* Exercise directions *
All lines featuring the string "承包户和集体经济组织签订承包合同" are to be listed.

___ Input material

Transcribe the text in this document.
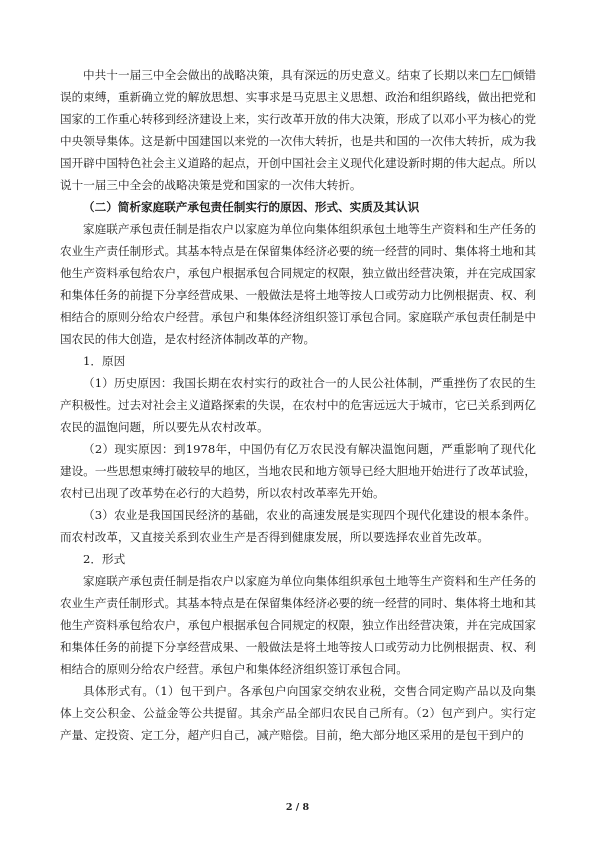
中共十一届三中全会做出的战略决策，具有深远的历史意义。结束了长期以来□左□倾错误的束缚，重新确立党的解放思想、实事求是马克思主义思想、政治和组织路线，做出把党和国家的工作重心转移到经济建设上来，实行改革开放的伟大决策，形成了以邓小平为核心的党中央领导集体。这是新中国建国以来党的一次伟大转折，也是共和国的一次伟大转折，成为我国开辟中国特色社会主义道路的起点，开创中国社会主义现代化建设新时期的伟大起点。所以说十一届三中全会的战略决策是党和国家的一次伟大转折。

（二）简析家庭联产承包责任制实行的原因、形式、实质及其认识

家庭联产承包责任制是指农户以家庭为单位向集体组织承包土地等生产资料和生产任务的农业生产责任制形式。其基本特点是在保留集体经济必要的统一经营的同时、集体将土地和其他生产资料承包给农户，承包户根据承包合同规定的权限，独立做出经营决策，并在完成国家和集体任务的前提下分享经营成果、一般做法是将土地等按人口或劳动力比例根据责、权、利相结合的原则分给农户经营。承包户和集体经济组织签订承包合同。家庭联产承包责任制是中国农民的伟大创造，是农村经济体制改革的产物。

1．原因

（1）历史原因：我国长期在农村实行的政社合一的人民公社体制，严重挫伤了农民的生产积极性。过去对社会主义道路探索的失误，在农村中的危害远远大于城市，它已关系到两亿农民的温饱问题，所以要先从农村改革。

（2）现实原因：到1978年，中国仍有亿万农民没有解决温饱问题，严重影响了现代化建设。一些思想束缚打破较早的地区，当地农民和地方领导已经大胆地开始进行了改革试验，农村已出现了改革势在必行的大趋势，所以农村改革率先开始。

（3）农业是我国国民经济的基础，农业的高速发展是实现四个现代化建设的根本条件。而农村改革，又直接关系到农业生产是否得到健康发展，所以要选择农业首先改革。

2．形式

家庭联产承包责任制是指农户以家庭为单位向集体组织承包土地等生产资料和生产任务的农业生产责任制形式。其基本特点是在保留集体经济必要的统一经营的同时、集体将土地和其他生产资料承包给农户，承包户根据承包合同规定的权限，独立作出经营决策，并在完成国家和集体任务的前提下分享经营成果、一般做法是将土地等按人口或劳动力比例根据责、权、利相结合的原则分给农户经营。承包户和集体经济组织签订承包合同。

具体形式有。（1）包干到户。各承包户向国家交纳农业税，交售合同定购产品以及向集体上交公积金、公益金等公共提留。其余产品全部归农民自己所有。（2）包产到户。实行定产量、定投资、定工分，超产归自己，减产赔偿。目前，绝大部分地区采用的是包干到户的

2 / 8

______

* Exercise response *
家庭联产承包责任制是指农户以家庭为单位向集体组织承包土地等生产资料和生产任务的农业生产责任制形式。其基本特点是在保留集体经济必要的统一经营的同时、集体将土地和其他生产资料承包给农户，承包户根据承包合同规定的权限，独立做出经营决策，并在完成国家和集体任务的前提下分享经营成果、一般做法是将土地等按人口或劳动力比例根据责、权、利相结合的原则分给农户经营。承包户和集体经济组织签订承包合同。家庭联产承包责任制是中国农民的伟大创造，是农村经济体制改革的产物。
家庭联产承包责任制是指农户以家庭为单位向集体组织承包土地等生产资料和生产任务的农业生产责任制形式。其基本特点是在保留集体经济必要的统一经营的同时、集体将土地和其他生产资料承包给农户，承包户根据承包合同规定的权限，独立作出经营决策，并在完成国家和集体任务的前提下分享经营成果、一般做法是将土地等按人口或劳动力比例根据责、权、利相结合的原则分给农户经营。承包户和集体经济组织签订承包合同。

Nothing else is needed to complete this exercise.